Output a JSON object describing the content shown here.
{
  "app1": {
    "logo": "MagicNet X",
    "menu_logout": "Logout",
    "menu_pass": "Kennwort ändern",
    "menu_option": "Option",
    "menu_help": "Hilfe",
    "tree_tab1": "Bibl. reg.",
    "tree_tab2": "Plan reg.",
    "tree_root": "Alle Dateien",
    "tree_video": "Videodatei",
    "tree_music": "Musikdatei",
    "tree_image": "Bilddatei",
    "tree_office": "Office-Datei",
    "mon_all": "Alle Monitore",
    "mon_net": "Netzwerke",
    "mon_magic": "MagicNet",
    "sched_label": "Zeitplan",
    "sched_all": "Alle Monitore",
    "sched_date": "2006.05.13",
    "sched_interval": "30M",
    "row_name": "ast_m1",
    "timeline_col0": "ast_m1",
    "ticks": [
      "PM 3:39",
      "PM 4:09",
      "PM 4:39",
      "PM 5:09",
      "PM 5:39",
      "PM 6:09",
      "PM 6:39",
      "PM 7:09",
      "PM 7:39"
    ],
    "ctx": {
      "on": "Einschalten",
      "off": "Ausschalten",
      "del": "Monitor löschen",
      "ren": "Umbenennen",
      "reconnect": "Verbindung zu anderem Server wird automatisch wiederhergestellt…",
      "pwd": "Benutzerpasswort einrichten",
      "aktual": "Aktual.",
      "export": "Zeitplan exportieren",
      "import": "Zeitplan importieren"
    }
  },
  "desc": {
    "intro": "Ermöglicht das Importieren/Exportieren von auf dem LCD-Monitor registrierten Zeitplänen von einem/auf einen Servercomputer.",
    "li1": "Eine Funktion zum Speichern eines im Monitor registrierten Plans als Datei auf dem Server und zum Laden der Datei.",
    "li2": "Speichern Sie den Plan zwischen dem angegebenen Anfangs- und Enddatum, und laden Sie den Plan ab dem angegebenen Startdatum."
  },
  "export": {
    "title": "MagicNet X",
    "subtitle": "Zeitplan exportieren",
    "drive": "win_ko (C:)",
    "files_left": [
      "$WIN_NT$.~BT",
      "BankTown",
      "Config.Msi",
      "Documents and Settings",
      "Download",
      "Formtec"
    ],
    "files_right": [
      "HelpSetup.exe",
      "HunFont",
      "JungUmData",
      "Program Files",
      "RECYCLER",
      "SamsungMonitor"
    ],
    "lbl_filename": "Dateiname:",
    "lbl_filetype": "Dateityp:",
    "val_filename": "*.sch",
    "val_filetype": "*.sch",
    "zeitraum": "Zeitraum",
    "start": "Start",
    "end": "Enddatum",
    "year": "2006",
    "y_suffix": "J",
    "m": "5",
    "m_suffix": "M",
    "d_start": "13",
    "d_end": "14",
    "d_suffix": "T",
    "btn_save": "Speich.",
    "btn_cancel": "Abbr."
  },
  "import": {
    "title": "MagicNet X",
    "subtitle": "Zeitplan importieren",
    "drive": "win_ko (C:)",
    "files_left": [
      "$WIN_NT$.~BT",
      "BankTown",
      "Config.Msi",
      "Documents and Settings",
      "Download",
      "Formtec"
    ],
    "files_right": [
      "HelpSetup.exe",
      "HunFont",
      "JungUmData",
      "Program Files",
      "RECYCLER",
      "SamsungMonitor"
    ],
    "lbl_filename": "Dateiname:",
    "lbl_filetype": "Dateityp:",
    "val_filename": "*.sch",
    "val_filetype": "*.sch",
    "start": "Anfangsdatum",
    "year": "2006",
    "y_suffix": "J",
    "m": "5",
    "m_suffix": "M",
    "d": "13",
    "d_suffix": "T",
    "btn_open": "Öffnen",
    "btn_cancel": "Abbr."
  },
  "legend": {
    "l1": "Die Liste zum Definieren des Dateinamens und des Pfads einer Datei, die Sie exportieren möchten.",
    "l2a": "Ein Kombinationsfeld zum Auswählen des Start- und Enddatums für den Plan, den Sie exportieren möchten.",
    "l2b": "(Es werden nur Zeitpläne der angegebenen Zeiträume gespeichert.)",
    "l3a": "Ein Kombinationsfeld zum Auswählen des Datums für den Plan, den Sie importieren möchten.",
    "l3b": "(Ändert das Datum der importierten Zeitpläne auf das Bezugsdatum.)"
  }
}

________

All of the lines above must be returned exactly.

Output a JSON object describing the content shown here.
{
  "app1": {
    "logo": "MagicNet X",
    "menu_logout": "Logout",
    "menu_pass": "Kennwort ändern",
    "menu_option": "Option",
    "menu_help": "Hilfe",
    "tree_tab1": "Bibl. reg.",
    "tree_tab2": "Plan reg.",
    "tree_root": "Alle Dateien",
    "tree_video": "Videodatei",
    "tree_music": "Musikdatei",
    "tree_image": "Bilddatei",
    "tree_office": "Office-Datei",
    "mon_all": "Alle Monitore",
    "mon_net": "Netzwerke",
    "mon_magic": "MagicNet",
    "sched_label": "Zeitplan",
    "sched_all": "Alle Monitore",
    "sched_date": "2006.05.13",
    "sched_interval": "30M",
    "row_name": "ast_m1",
    "timeline_col0": "ast_m1",
    "ticks": [
      "PM 3:39",
      "PM 4:09",
      "PM 4:39",
      "PM 5:09",
      "PM 5:39",
      "PM 6:09",
      "PM 6:39",
      "PM 7:09",
      "PM 7:39"
    ],
    "ctx": {
      "on": "Einschalten",
      "off": "Ausschalten",
      "del": "Monitor löschen",
      "ren": "Umbenennen",
      "reconnect": "Verbindung zu anderem Server wird automatisch wiederhergestellt…",
      "pwd": "Benutzerpasswort einrichten",
      "aktual": "Aktual.",
      "export": "Zeitplan exportieren",
      "import": "Zeitplan importieren"
    }
  },
  "desc": {
    "intro": "Ermöglicht das Importieren/Exportieren von auf dem LCD-Monitor registrierten Zeitplänen von einem/auf einen Servercomputer.",
    "li1": "Eine Funktion zum Speichern eines im Monitor registrierten Plans als Datei auf dem Server und zum Laden der Datei.",
    "li2": "Speichern Sie den Plan zwischen dem angegebenen Anfangs- und Enddatum, und laden Sie den Plan ab dem angegebenen Startdatum."
  },
  "export": {
    "title": "MagicNet X",
    "subtitle": "Zeitplan exportieren",
    "drive": "win_ko (C:)",
    "files_left": [
      "$WIN_NT$.~BT",
      "BankTown",
      "Config.Msi",
      "Documents and Settings",
      "Download",
      "Formtec"
    ],
    "files_right": [
      "HelpSetup.exe",
      "HunFont",
      "JungUmData",
      "Program Files",
      "RECYCLER",
      "SamsungMonitor"
    ],
    "lbl_filename": "Dateiname:",
    "lbl_filetype": "Dateityp:",
    "val_filename": "*.sch",
    "val_filetype": "*.sch",
    "zeitraum": "Zeitraum",
    "start": "Start",
    "end": "Enddatum",
    "year": "2006",
    "y_suffix": "J",
    "m": "5",
    "m_suffix": "M",
    "d_start": "13",
    "d_end": "14",
    "d_suffix": "T",
    "btn_save": "Speich.",
    "btn_cancel": "Abbr."
  },
  "import": {
    "title": "MagicNet X",
    "subtitle": "Zeitplan importieren",
    "drive": "win_ko (C:)",
    "files_left": [
      "$WIN_NT$.~BT",
      "BankTown",
      "Config.Msi",
      "Documents and Settings",
      "Download",
      "Formtec"
    ],
    "files_right": [
      "HelpSetup.exe",
      "HunFont",
      "JungUmData",
      "Program Files",
      "RECYCLER",
      "SamsungMonitor"
    ],
    "lbl_filename": "Dateiname:",
    "lbl_filetype": "Dateityp:",
    "val_filename": "*.sch",
    "val_filetype": "*.sch",
    "start": "Anfangsdatum",
    "year": "2006",
    "y_suffix": "J",
    "m": "5",
    "m_suffix": "M",
    "d": "13",
    "d_suffix": "T",
    "btn_open": "Öffnen",
    "btn_cancel": "Abbr."
  },
  "legend": {
    "l1": "Die Liste zum Definieren des Dateinamens und des Pfads einer Datei, die Sie exportieren möchten.",
    "l2a": "Ein Kombinationsfeld zum Auswählen des Start- und Enddatums für den Plan, den Sie exportieren möchten.",
    "l2b": "(Es werden nur Zeitpläne der angegebenen Zeiträume gespeichert.)",
    "l3a": "Ein Kombinationsfeld zum Auswählen des Datums für den Plan, den Sie importieren möchten.",
    "l3b": "(Ändert das Datum der importierten Zeitpläne auf das Bezugsdatum.)"
  }
}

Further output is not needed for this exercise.